**EXERCISE TASK:**
Extract from the listing each line in which the word "Sardaneta" appears.

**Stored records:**
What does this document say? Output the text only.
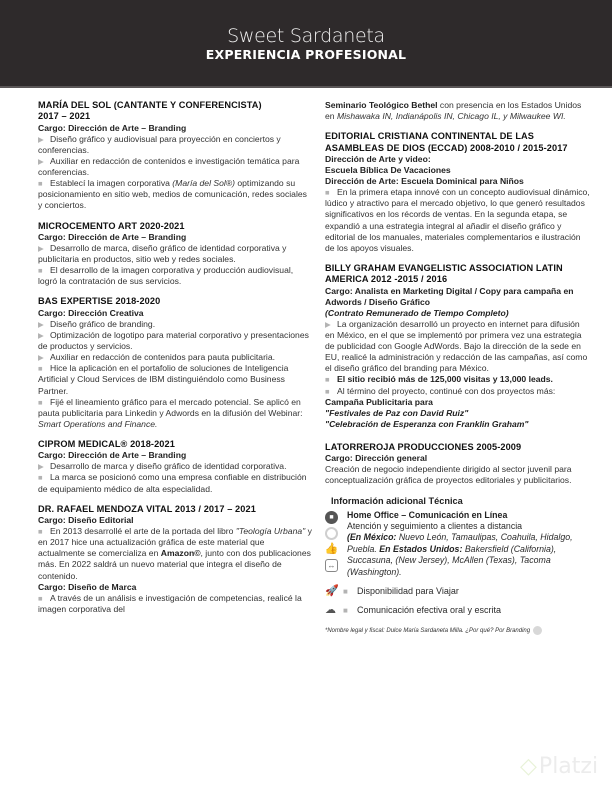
Sweet Sardaneta
EXPERIENCIA PROFESIONAL
MARÍA DEL SOL (CANTANTE Y CONFERENCISTA)
2017 – 2021
Cargo: Dirección de Arte – Branding
▶ Diseño gráfico y audiovisual para proyección en conciertos y conferencias.
▶ Auxiliar en redacción de contenidos e investigación temática para conferencias.
■ Establecí la imagen corporativa (María del Sol®) optimizando su posicionamiento en sitio web, medios de comunicación, redes sociales y conciertos.
MICROCEMENTO ART 2020-2021
Cargo: Dirección de Arte – Branding
▶ Desarrollo de marca, diseño gráfico de identidad corporativa y publicitaria en productos, sitio web y redes sociales.
■ El desarrollo de la imagen corporativa y producción audiovisual, logró la contratación de sus servicios.
BAS EXPERTISE 2018-2020
Cargo: Dirección Creativa
▶ Diseño gráfico de branding.
▶ Optimización de logotipo para material corporativo y presentaciones de productos y servicios.
▶ Auxiliar en redacción de contenidos para pauta publicitaria.
■ Hice la aplicación en el portafolio de soluciones de Inteligencia Artificial y Cloud Services de IBM distinguiéndolo como Business Partner.
■ Fijé el lineamiento gráfico para el mercado potencial. Se aplicó en pauta publicitaria para Linkedin y Adwords en la difusión del Webinar: Smart Operations and Finance.
CIPROM MEDICAL® 2018-2021
Cargo: Dirección de Arte – Branding
▶ Desarrollo de marca y diseño gráfico de identidad corporativa.
■ La marca se posicionó como una empresa confiable en distribución de equipamiento médico de alta especialidad.
DR. RAFAEL MENDOZA VITAL 2013 / 2017 – 2021
Cargo: Diseño Editorial
■ En 2013 desarrollé el arte de la portada del libro "Teología Urbana" y en 2017 hice una actualización gráfica de este material que actualmente se comercializa en Amazon©, junto con dos publicaciones más. En 2022 saldrá un nuevo material que integra el diseño de contenido.
Cargo: Diseño de Marca
■ A través de un análisis e investigación de competencias, realicé la imagen corporativa del
Seminario Teológico Bethel con presencia en los Estados Unidos en Mishawaka IN, Indianápolis IN, Chicago IL, y Milwaukee WI.
EDITORIAL CRISTIANA CONTINENTAL DE LAS ASAMBLEAS DE DIOS (ECCAD) 2008-2010 / 2015-2017
Dirección de Arte y video:
Escuela Bíblica De Vacaciones
Dirección de Arte: Escuela Dominical para Niños
■ En la primera etapa innové con un concepto audiovisual dinámico, lúdico y atractivo para el mercado objetivo, lo que generó resultados significativos en los récords de ventas. En la segunda etapa, se expandió a una estrategia integral al añadir el diseño gráfico y editorial de los manuales, materiales complementarios e ilustración de los apoyos visuales.
BILLY GRAHAM EVANGELISTIC ASSOCIATION LATIN AMERICA 2012 -2015 / 2016
Cargo: Analista en Marketing Digital / Copy para campaña en Adwords / Diseño Gráfico
(Contrato Remunerado de Tiempo Completo)
▶ La organización desarrolló un proyecto en internet para difusión en México, en el que se implementó por primera vez una estrategia de publicidad con Google AdWords. Bajo la dirección de la sede en EU, realicé la administración y redacción de las campañas, así como el diseño gráfico del branding para México.
■ El sitio recibió más de 125,000 visitas y 13,000 leads.
■ Al término del proyecto, continué con dos proyectos más:
Campaña Publicitaria para
"Festivales de Paz con David Ruiz"
"Celebración de Esperanza con Franklin Graham"
LATORREROJA PRODUCCIONES 2005-2009
Cargo: Dirección general
Creación de negocio independiente dirigido al sector juvenil para conceptualización gráfica de proyectos editoriales y publicitarios.
Información adicional Técnica
■
👍
↔
Home Office – Comunicación en Línea
Atención y seguimiento a clientes a distancia
(En México: Nuevo León, Tamaulipas, Coahuila, Hidalgo, Puebla. En Estados Unidos: Bakersfield (California), Succasuna, (New Jersey), McAllen (Texas), Tacoma (Washington).
🚀 ■	Disponibilidad para Viajar
☁ ■	Comunicación efectiva oral y escrita
*Nombre legal y fiscal: Dulce María Sardaneta Milla. ¿Por qué? Por Branding
◇Platzi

**CORRECT RESPONSE:**
Sweet Sardaneta
*Nombre legal y fiscal: Dulce María Sardaneta Milla. ¿Por qué? Por Branding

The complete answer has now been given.